- _DATASET ROWS_
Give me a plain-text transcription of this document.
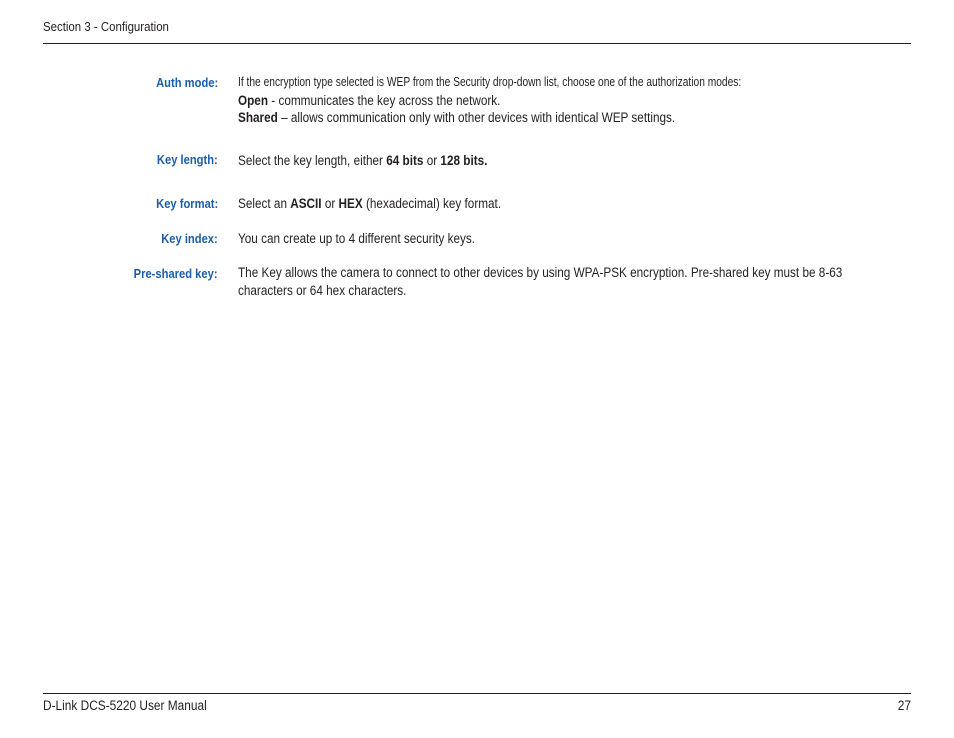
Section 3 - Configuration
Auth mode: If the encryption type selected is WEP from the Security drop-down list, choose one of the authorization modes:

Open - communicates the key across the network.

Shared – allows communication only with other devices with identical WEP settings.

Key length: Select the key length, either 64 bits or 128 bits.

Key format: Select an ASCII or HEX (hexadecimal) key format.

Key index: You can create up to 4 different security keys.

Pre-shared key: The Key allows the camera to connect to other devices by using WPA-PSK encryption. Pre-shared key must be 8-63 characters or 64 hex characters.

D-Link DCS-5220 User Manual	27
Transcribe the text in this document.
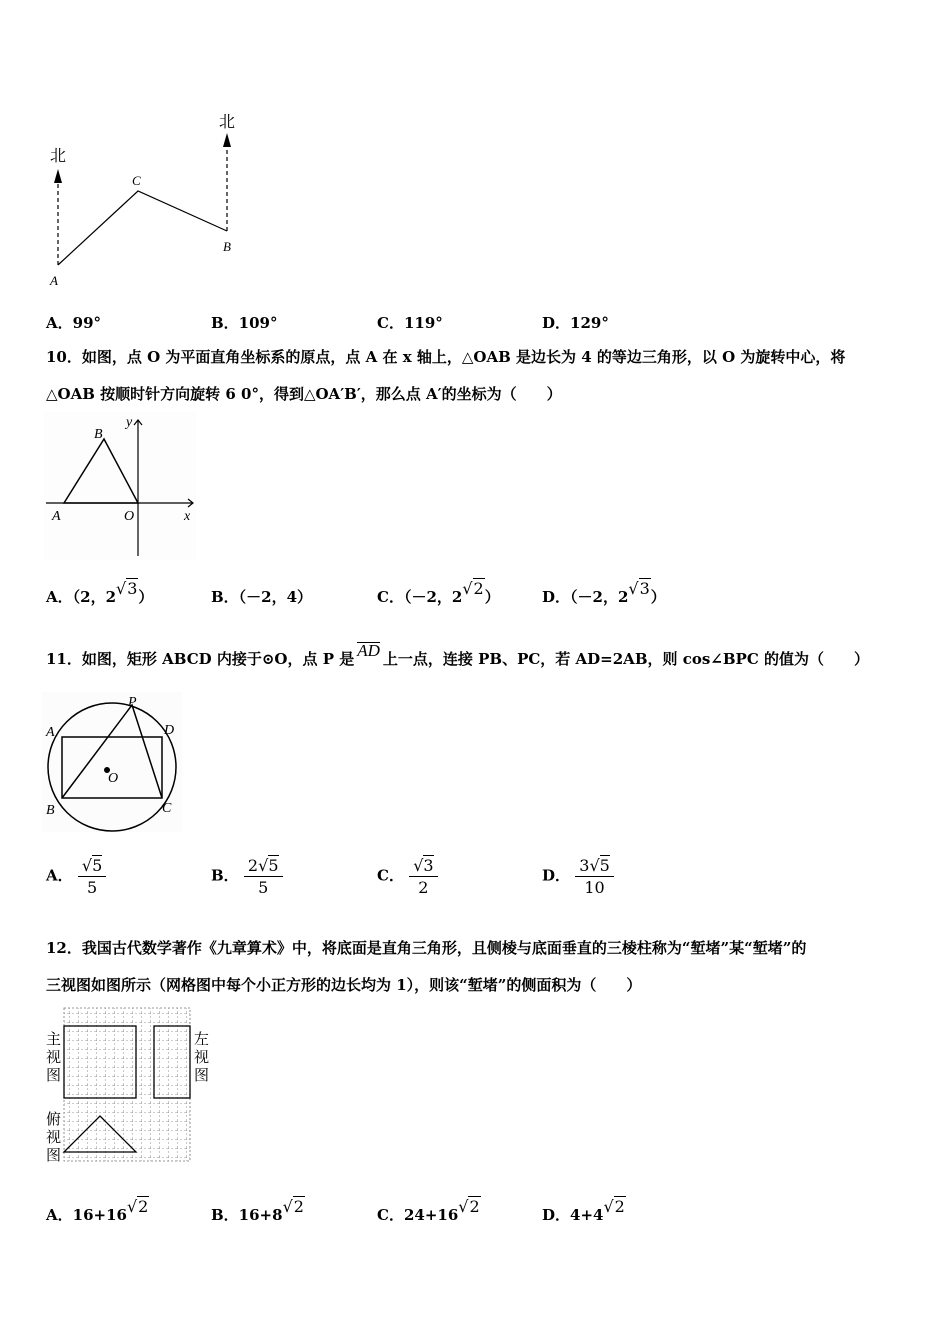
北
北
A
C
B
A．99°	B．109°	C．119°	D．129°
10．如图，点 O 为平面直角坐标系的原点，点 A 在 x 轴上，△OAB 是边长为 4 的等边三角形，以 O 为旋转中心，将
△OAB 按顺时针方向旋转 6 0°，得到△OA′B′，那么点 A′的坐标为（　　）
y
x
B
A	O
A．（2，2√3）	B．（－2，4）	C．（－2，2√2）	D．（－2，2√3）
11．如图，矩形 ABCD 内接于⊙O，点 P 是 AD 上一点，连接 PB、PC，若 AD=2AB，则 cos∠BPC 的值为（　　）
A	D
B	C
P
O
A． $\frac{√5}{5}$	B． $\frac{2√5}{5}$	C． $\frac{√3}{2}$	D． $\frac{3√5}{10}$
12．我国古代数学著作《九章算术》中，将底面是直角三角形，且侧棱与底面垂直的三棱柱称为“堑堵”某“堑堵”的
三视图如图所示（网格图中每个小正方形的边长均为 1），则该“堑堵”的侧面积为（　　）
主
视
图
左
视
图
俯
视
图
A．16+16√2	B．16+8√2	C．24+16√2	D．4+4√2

==

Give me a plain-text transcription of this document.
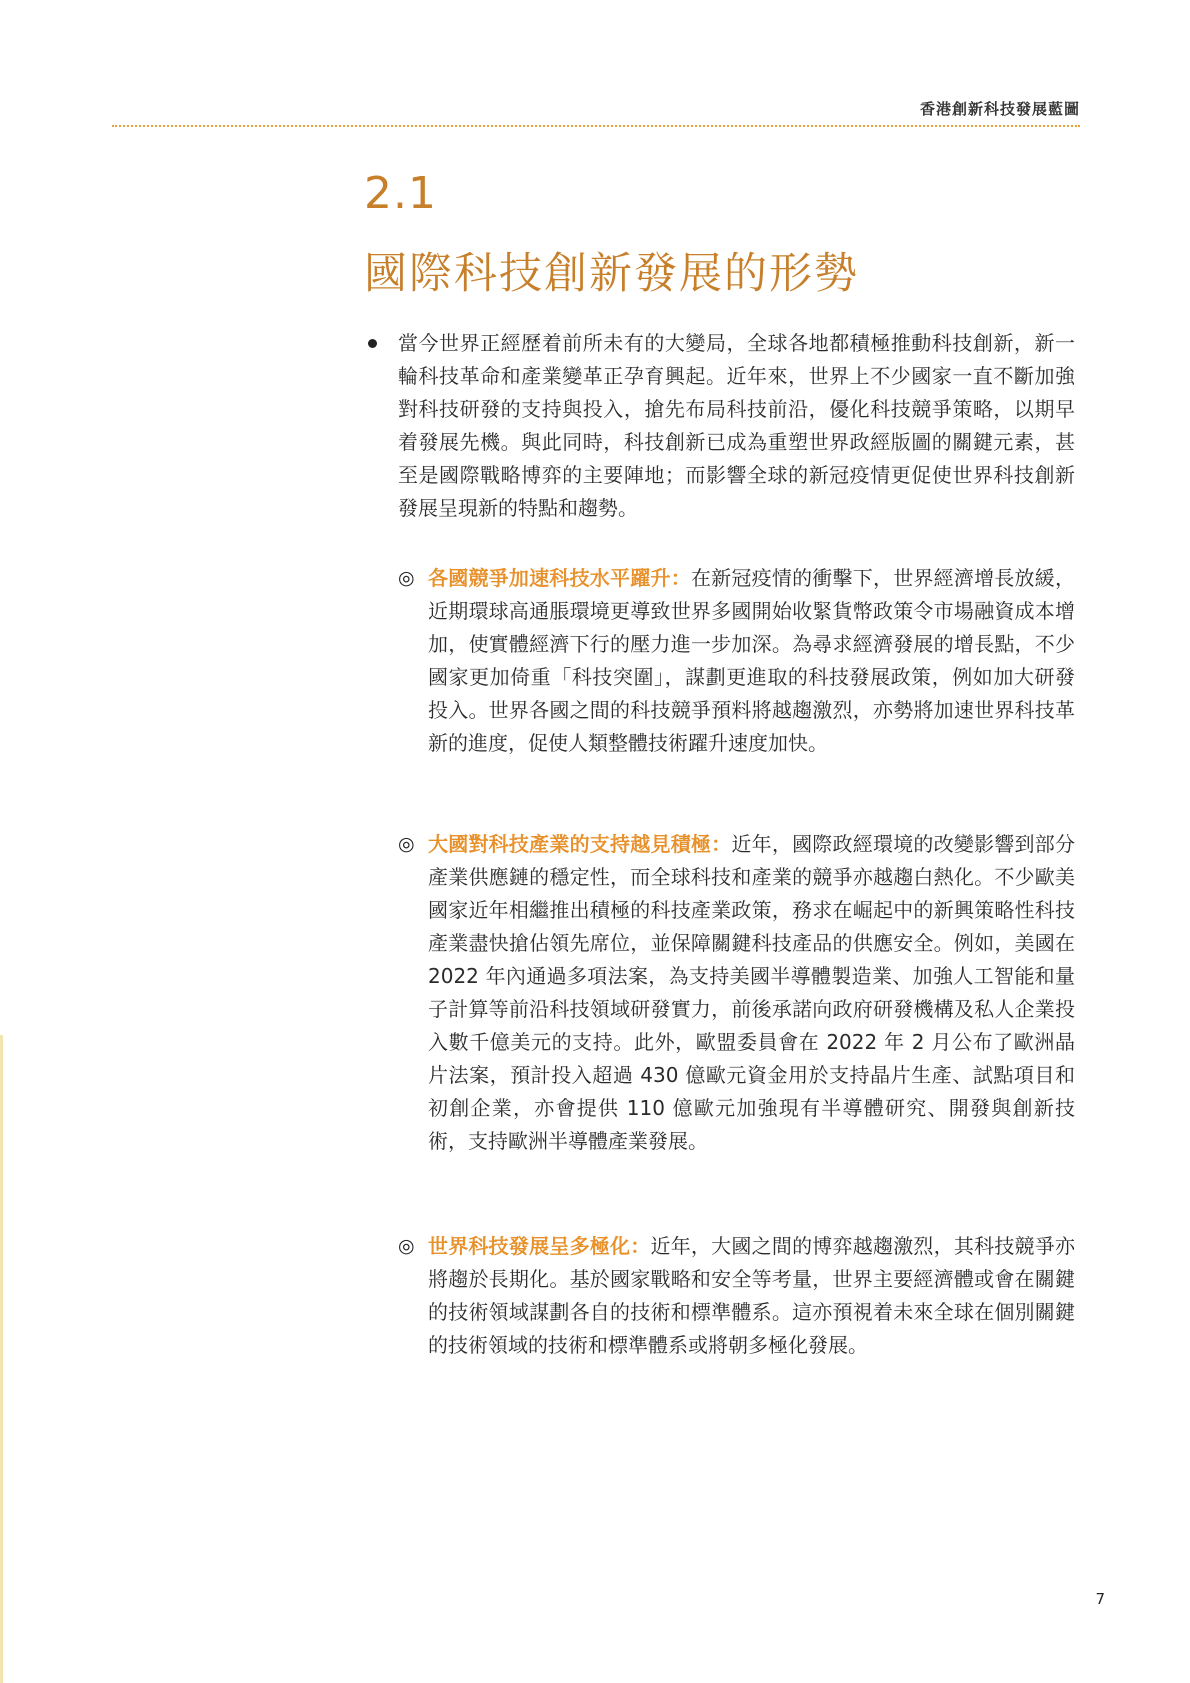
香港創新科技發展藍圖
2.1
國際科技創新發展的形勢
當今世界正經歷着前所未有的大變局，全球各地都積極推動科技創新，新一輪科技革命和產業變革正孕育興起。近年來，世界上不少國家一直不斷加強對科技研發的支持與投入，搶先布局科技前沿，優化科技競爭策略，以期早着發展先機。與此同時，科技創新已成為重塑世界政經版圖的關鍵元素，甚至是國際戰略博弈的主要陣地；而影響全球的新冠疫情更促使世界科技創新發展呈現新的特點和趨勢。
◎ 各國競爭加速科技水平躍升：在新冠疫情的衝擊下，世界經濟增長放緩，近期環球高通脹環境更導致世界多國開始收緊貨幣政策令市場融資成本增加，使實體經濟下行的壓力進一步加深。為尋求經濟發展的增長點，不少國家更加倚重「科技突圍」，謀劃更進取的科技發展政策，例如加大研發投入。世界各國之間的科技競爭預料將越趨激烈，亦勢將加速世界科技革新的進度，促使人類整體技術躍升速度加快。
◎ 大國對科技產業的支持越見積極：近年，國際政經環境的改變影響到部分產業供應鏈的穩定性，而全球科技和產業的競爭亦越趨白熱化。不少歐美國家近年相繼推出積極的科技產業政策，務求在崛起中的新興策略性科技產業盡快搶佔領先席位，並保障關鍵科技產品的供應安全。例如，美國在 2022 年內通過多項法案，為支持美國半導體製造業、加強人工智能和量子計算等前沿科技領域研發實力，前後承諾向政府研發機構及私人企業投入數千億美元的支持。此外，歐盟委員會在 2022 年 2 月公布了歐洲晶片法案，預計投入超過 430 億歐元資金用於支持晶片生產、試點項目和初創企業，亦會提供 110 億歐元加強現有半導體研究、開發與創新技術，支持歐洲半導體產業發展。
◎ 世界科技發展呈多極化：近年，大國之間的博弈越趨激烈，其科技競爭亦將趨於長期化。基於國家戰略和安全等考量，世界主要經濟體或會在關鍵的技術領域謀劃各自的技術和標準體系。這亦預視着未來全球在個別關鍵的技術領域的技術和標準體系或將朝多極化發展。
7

- _GOAL_
Copy out every line from the material above in which the word "encryption" appears.

- _SOLVED EXERCISE_
Auth mode: If the encryption type selected is WEP from the Security drop-down list, choose one of the authorization modes:
Pre-shared key: The Key allows the camera to connect to other devices by using WPA-PSK encryption. Pre-shared key must be 8-63 characters or 64 hex characters.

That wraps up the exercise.